DIRECTIVE -
Count every line of the material that holds the string "Engineering". Respond with the total only.

Dataset items -
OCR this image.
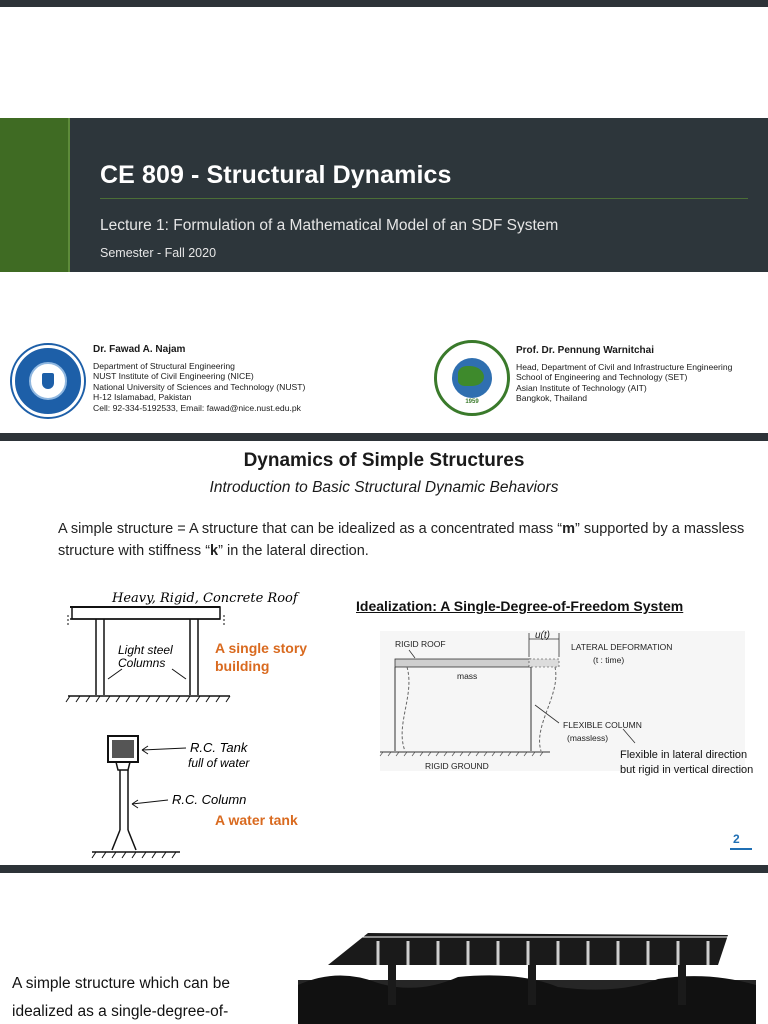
CE 809 - Structural Dynamics
Lecture 1: Formulation of a Mathematical Model of an SDF System
Semester - Fall 2020
Dr. Fawad A. Najam
Department of Structural Engineering
NUST Institute of Civil Engineering (NICE)
National University of Sciences and Technology (NUST)
H-12 Islamabad, Pakistan
Cell: 92-334-5192533, Email: fawad@nice.nust.edu.pk
1959
Prof. Dr. Pennung Warnitchai
Head, Department of Civil and Infrastructure Engineering
School of Engineering and Technology (SET)
Asian Institute of Technology (AIT)
Bangkok, Thailand
Dynamics of Simple Structures
Introduction to Basic Structural Dynamic Behaviors
A simple structure = A structure that can be idealized as a concentrated mass “m” supported by a massless structure with stiffness “k” in the lateral direction.
Heavy, Rigid, Concrete Roof
Light steel
Columns
A single story
building
R.C. Tank
full of water
R.C. Column
A water tank
Idealization: A Single-Degree-of-Freedom System
RIGID ROOF
u(t)
LATERAL DEFORMATION
(t : time)
mass
FLEXIBLE COLUMN
(massless)
RIGID GROUND
Flexible in lateral direction
but rigid in vertical direction
2
A simple structure which can be idealized as a single-degree-of-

SOLUTION -
4